**AIM**
Arrange all of the lines below as a Markdown table with the columns Row and Line, numbering each row and leaving out any blank lines.

**EXERCISE MATERIAL**

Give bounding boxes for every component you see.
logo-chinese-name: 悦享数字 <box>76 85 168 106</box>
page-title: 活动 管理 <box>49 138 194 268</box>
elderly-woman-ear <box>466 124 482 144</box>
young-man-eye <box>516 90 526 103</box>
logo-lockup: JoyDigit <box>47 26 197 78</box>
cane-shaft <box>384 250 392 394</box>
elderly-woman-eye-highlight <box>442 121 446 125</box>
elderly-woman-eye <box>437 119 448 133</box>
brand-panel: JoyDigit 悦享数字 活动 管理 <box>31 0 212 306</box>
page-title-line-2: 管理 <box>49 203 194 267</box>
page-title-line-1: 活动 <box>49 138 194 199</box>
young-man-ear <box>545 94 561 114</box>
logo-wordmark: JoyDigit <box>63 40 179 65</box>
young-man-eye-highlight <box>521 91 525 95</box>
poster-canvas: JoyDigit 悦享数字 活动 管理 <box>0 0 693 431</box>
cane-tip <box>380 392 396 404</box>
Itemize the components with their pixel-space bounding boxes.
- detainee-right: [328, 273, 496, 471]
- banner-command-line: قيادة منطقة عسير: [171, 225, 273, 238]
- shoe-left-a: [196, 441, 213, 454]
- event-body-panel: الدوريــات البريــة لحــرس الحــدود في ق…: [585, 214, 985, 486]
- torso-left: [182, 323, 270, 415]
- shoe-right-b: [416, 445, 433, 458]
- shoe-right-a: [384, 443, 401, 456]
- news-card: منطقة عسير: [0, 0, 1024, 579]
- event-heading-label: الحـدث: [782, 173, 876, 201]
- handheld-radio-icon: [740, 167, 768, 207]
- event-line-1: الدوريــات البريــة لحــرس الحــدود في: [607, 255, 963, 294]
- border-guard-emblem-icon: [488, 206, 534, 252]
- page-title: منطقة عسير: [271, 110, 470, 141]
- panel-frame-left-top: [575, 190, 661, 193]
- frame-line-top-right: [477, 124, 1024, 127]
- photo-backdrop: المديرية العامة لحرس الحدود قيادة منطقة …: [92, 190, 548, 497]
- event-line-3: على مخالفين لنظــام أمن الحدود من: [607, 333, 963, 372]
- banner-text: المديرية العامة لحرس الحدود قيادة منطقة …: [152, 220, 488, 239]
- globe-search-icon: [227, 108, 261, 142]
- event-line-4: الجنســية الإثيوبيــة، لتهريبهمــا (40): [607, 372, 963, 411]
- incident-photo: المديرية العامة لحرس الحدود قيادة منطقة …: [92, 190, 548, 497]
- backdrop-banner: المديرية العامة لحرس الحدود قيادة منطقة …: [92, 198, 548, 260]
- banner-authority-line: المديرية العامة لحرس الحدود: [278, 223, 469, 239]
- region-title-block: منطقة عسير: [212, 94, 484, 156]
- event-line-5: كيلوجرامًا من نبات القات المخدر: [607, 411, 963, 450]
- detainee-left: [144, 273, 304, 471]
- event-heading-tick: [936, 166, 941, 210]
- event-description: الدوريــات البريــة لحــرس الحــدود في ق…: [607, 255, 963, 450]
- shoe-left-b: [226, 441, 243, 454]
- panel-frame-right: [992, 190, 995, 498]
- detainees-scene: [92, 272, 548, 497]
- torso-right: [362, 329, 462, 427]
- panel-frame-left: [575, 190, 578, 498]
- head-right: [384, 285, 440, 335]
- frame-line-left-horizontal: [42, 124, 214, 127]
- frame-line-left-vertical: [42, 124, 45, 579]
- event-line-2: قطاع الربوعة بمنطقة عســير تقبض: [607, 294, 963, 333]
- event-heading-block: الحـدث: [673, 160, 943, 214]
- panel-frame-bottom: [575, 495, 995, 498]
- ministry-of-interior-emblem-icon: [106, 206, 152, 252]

**TASK ANSWER**
| Row | Line |
|---|---|
| 1 | Give bounding boxes for every component you see. |
| 2 | logo-chinese-name: 悦享数字 <box>76 85 168 106</box> |
| 3 | page-title: 活动 管理 <box>49 138 194 268</box> |
| 4 | elderly-woman-ear <box>466 124 482 144</box> |
| 5 | young-man-eye <box>516 90 526 103</box> |
| 6 | logo-lockup: JoyDigit <box>47 26 197 78</box> |
| 7 | cane-shaft <box>384 250 392 394</box> |
| 8 | elderly-woman-eye-highlight <box>442 121 446 125</box> |
| 9 | elderly-woman-eye <box>437 119 448 133</box> |
| 10 | brand-panel: JoyDigit 悦享数字 活动 管理 <box>31 0 212 306</box> |
| 11 | page-title-line-2: 管理 <box>49 203 194 267</box> |
| 12 | page-title-line-1: 活动 <box>49 138 194 199</box> |
| 13 | young-man-ear <box>545 94 561 114</box> |
| 14 | logo-wordmark: JoyDigit <box>63 40 179 65</box> |
| 15 | young-man-eye-highlight <box>521 91 525 95</box> |
| 16 | poster-canvas: JoyDigit 悦享数字 活动 管理 <box>0 0 693 431</box> |
| 17 | cane-tip <box>380 392 396 404</box> |
| 18 | Itemize the components with their pixel-space bounding boxes. |
| 19 | - detainee-right: [328, 273, 496, 471] |
| 20 | - banner-command-line: قيادة منطقة عسير: [171, 225, 273, 238] |
| 21 | - shoe-left-a: [196, 441, 213, 454] |
| 22 | - event-body-panel: الدوريــات البريــة لحــرس الحــدود في ق…: [585, 214, 985, 486] |
| 23 | - torso-left: [182, 323, 270, 415] |
| 24 | - shoe-right-b: [416, 445, 433, 458] |
| 25 | - shoe-right-a: [384, 443, 401, 456] |
| 26 | - news-card: منطقة عسير: [0, 0, 1024, 579] |
| 27 | - event-heading-label: الحـدث: [782, 173, 876, 201] |
| 28 | - handheld-radio-icon: [740, 167, 768, 207] |
| 29 | - event-line-1: الدوريــات البريــة لحــرس الحــدود في: [607, 255, 963, 294] |
| 30 | - border-guard-emblem-icon: [488, 206, 534, 252] |
| 31 | - page-title: منطقة عسير: [271, 110, 470, 141] |
| 32 | - panel-frame-left-top: [575, 190, 661, 193] |
| 33 | - frame-line-top-right: [477, 124, 1024, 127] |
| 34 | - photo-backdrop: المديرية العامة لحرس الحدود قيادة منطقة …: [92, 190, 548, 497] |
| 35 | - event-line-3: على مخالفين لنظــام أمن الحدود من: [607, 333, 963, 372] |
| 36 | - banner-text: المديرية العامة لحرس الحدود قيادة منطقة …: [152, 220, 488, 239] |
| 37 | - globe-search-icon: [227, 108, 261, 142] |
| 38 | - event-line-4: الجنســية الإثيوبيــة، لتهريبهمــا (40): [607, 372, 963, 411] |
| 39 | - incident-photo: المديرية العامة لحرس الحدود قيادة منطقة …: [92, 190, 548, 497] |
| 40 | - backdrop-banner: المديرية العامة لحرس الحدود قيادة منطقة …: [92, 198, 548, 260] |
| 41 | - banner-authority-line: المديرية العامة لحرس الحدود: [278, 223, 469, 239] |
| 42 | - region-title-block: منطقة عسير: [212, 94, 484, 156] |
| 43 | - event-line-5: كيلوجرامًا من نبات القات المخدر: [607, 411, 963, 450] |
| 44 | - detainee-left: [144, 273, 304, 471] |
| 45 | - event-heading-tick: [936, 166, 941, 210] |
| 46 | - event-description: الدوريــات البريــة لحــرس الحــدود في ق…: [607, 255, 963, 450] |
| 47 | - shoe-left-b: [226, 441, 243, 454] |
| 48 | - panel-frame-right: [992, 190, 995, 498] |
| 49 | - detainees-scene: [92, 272, 548, 497] |
| 50 | - torso-right: [362, 329, 462, 427] |
| 51 | - panel-frame-left: [575, 190, 578, 498] |
| 52 | - head-right: [384, 285, 440, 335] |
| 53 | - frame-line-left-horizontal: [42, 124, 214, 127] |
| 54 | - frame-line-left-vertical: [42, 124, 45, 579] |
| 55 | - event-line-2: قطاع الربوعة بمنطقة عســير تقبض: [607, 294, 963, 333] |
| 56 | - event-heading-block: الحـدث: [673, 160, 943, 214] |
| 57 | - panel-frame-bottom: [575, 495, 995, 498] |
| 58 | - ministry-of-interior-emblem-icon: [106, 206, 152, 252] |